Given exercise:
Scan the listing below and copy every line holding "absence".

Input data:
## START
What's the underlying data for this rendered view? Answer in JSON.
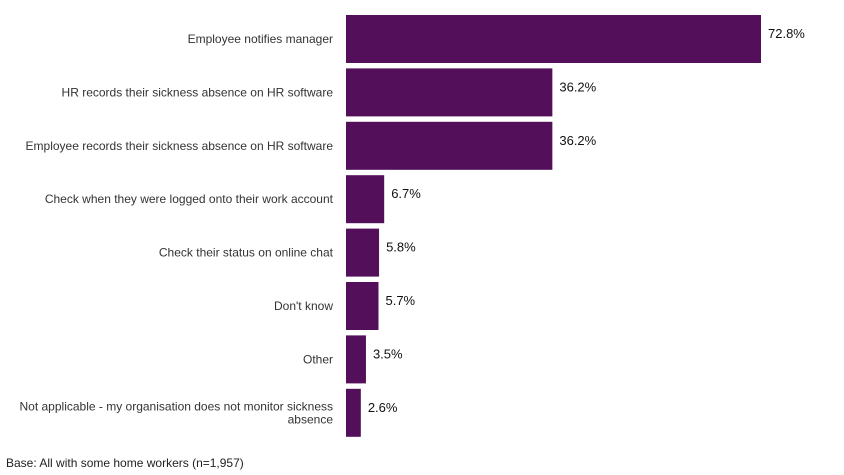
{
  "chart_data": {
    "type": "bar",
    "orientation": "horizontal",
    "categories": [
      [
        "Employee notifies manager"
      ],
      [
        "HR records their sickness absence on HR software"
      ],
      [
        "Employee records their sickness absence on HR software"
      ],
      [
        "Check when they were logged onto their work account"
      ],
      [
        "Check their status on online chat"
      ],
      [
        "Don't know"
      ],
      [
        "Other"
      ],
      [
        "Not applicable - my organisation does not monitor sickness",
        "absence"
      ]
    ],
    "values": [
      72.8,
      36.2,
      36.2,
      6.7,
      5.8,
      5.7,
      3.5,
      2.6
    ],
    "value_labels": [
      "72.8%",
      "36.2%",
      "36.2%",
      "6.7%",
      "5.8%",
      "5.7%",
      "3.5%",
      "2.6%"
    ],
    "xlim": [
      0,
      72.8
    ],
    "grid": false,
    "bar_color": "#530f59"
  },
  "footnote": "Base: All with some home workers (n=1,957)"
}
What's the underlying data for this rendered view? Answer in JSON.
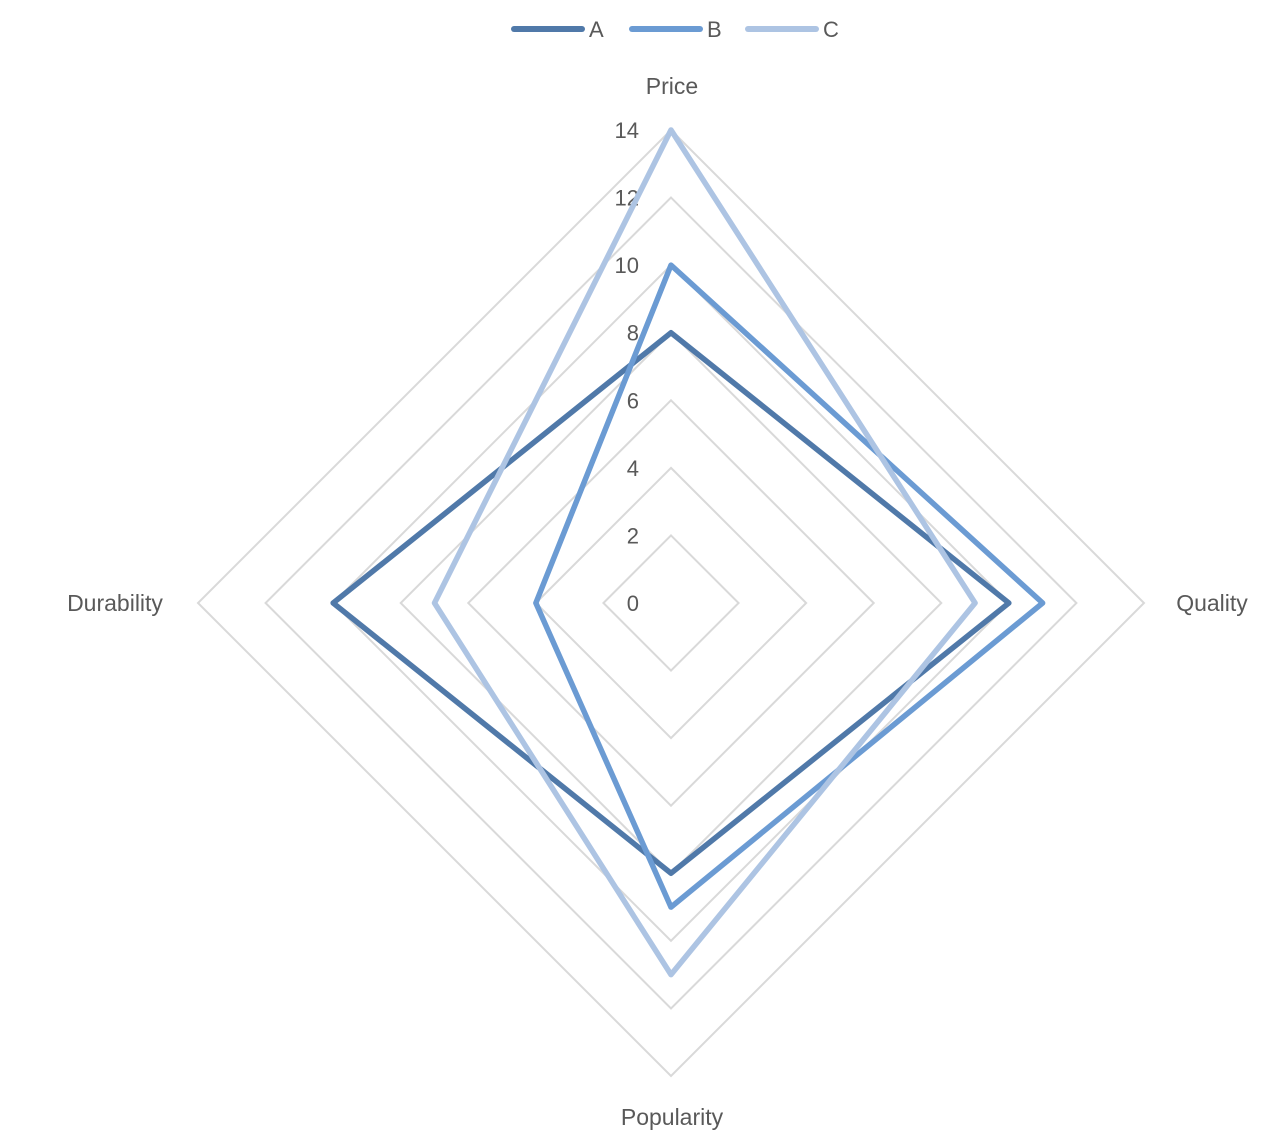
{
  "chart_data": {
    "type": "radar",
    "categories": [
      "Price",
      "Quality",
      "Popularity",
      "Durability"
    ],
    "series": [
      {
        "name": "A",
        "values": [
          8,
          10,
          8,
          10
        ],
        "color": "#5079a9"
      },
      {
        "name": "B",
        "values": [
          10,
          11,
          9,
          4
        ],
        "color": "#6b9bd3"
      },
      {
        "name": "C",
        "values": [
          14,
          9,
          11,
          7
        ],
        "color": "#adc4e3"
      }
    ],
    "rlim": [
      0,
      14
    ],
    "ticks": [
      "0",
      "2",
      "4",
      "6",
      "8",
      "10",
      "12",
      "14"
    ],
    "tick_values": [
      0,
      2,
      4,
      6,
      8,
      10,
      12,
      14
    ],
    "grid": true,
    "grid_color": "#d9d9d9",
    "legend_position": "top"
  }
}
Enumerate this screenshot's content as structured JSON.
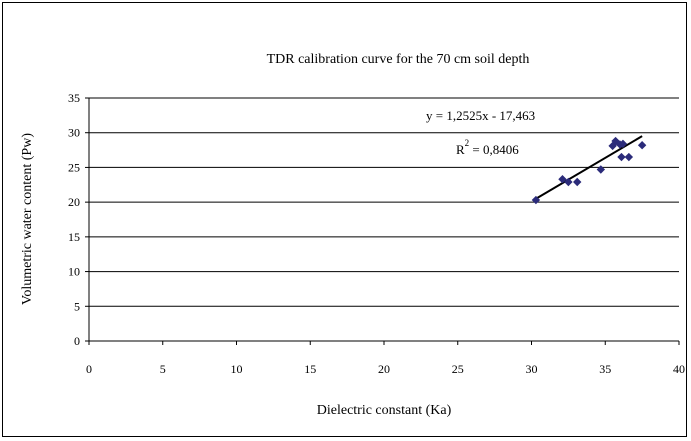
{
  "chart_data": {
    "type": "scatter",
    "title": "TDR calibration curve for the 70 cm soil depth",
    "xlabel": "Dielectric constant (Ka)",
    "ylabel": "Volumetric water content (Pw)",
    "xlim": [
      0,
      40
    ],
    "ylim": [
      0,
      35
    ],
    "xticks": [
      "0",
      "5",
      "10",
      "15",
      "20",
      "25",
      "30",
      "35",
      "40"
    ],
    "yticks": [
      "0",
      "5",
      "10",
      "15",
      "20",
      "25",
      "30",
      "35"
    ],
    "grid": "horizontal",
    "marker_color": "#2b2b7a",
    "trendline": {
      "equation": "y = 1,2525x - 17,463",
      "r2_label": "R",
      "r2_sup": "2",
      "r2_value": " = 0,8406",
      "slope": 1.2525,
      "intercept": -17.463,
      "x_range": [
        30.3,
        37.5
      ]
    },
    "points": [
      {
        "x": 30.3,
        "y": 20.3
      },
      {
        "x": 32.1,
        "y": 23.3
      },
      {
        "x": 32.5,
        "y": 22.9
      },
      {
        "x": 33.1,
        "y": 22.9
      },
      {
        "x": 34.7,
        "y": 24.7
      },
      {
        "x": 35.5,
        "y": 28.1
      },
      {
        "x": 35.7,
        "y": 28.8
      },
      {
        "x": 36.0,
        "y": 28.3
      },
      {
        "x": 36.1,
        "y": 26.5
      },
      {
        "x": 36.2,
        "y": 28.4
      },
      {
        "x": 36.6,
        "y": 26.5
      },
      {
        "x": 37.5,
        "y": 28.2
      }
    ]
  }
}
## END
Task response:
        "HR records their sickness absence on HR software"
        "Employee records their sickness absence on HR software"
        "absence"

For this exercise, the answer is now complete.